WHAT YOU HAVE TO DO: Tally the lines in the listing below that include "noch". Answer with the count and nothing more.

GIVEN ENTRIES:
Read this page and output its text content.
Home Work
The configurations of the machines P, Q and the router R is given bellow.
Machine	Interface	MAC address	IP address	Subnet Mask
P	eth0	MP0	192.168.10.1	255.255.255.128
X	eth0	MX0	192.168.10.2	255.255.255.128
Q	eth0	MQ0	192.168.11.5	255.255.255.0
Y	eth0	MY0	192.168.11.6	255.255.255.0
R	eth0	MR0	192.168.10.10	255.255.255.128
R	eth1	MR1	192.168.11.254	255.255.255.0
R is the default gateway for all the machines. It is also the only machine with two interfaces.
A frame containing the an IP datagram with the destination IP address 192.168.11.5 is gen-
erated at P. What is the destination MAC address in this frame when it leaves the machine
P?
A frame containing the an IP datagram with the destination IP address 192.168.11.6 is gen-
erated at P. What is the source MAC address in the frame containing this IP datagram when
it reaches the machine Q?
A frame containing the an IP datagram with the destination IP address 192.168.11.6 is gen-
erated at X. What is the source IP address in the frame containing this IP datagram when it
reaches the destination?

* * *

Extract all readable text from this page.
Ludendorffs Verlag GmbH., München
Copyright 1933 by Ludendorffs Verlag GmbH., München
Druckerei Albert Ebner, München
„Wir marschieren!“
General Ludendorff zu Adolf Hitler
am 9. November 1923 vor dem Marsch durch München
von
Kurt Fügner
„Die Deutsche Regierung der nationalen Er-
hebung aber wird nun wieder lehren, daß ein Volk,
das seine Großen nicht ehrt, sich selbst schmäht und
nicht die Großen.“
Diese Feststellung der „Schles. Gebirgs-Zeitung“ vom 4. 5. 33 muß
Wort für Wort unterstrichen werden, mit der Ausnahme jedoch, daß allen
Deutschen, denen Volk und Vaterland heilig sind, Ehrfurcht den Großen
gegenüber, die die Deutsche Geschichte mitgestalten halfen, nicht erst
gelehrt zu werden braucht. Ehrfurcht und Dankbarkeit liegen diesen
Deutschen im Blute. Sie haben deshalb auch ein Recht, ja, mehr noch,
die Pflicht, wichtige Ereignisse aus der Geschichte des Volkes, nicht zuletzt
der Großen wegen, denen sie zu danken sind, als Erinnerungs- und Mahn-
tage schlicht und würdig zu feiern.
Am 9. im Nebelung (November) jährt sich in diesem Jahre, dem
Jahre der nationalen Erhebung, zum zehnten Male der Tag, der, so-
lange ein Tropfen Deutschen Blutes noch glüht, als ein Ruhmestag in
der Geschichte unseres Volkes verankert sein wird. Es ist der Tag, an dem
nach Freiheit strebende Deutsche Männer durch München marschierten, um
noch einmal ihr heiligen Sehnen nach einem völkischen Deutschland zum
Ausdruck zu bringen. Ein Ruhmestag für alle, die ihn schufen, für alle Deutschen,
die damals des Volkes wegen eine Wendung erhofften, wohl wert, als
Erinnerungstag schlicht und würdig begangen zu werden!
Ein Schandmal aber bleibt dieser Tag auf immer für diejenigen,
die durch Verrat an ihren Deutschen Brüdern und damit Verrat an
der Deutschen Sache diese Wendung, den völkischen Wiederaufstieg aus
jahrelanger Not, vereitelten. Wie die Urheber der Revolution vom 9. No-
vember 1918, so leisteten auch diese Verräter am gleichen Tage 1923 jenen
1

* * *

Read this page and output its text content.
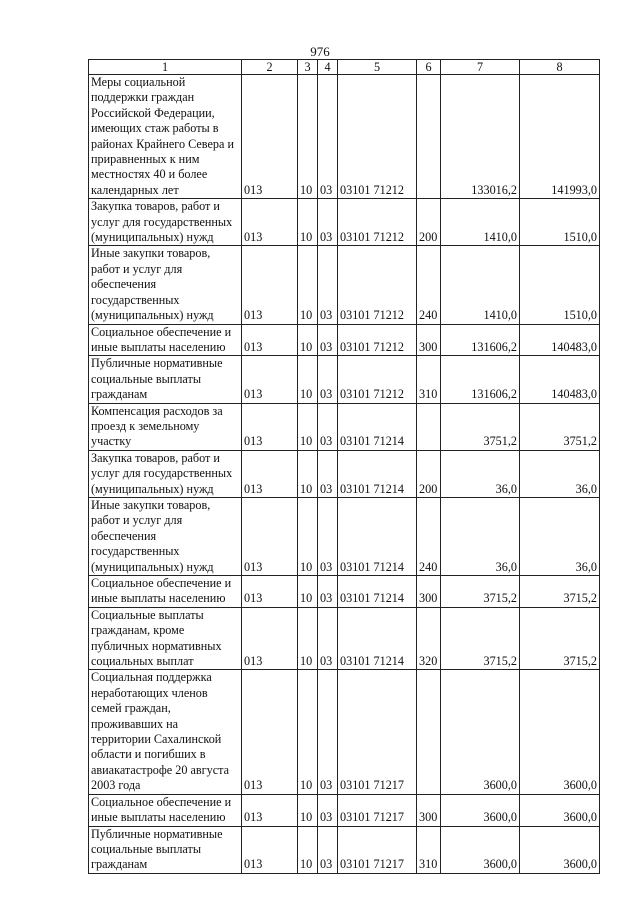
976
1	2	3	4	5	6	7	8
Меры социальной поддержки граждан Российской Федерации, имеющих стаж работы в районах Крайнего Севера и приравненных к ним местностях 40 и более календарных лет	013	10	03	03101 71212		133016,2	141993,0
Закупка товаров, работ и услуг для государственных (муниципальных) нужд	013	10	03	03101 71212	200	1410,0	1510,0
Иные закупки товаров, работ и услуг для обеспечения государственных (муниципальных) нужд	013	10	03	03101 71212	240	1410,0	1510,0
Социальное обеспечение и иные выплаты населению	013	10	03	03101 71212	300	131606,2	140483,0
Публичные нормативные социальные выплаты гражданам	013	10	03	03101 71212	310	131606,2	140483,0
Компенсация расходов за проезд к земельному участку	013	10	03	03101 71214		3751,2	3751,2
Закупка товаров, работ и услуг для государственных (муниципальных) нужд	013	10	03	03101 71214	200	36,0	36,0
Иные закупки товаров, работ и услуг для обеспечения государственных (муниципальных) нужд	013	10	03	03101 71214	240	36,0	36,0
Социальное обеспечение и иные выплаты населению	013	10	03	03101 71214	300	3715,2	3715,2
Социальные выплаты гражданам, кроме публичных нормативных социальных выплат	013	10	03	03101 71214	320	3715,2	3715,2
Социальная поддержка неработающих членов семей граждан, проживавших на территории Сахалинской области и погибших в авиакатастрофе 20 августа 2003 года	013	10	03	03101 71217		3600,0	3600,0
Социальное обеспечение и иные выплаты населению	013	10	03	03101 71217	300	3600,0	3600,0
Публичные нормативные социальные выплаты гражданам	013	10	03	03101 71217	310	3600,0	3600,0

RESULT: 3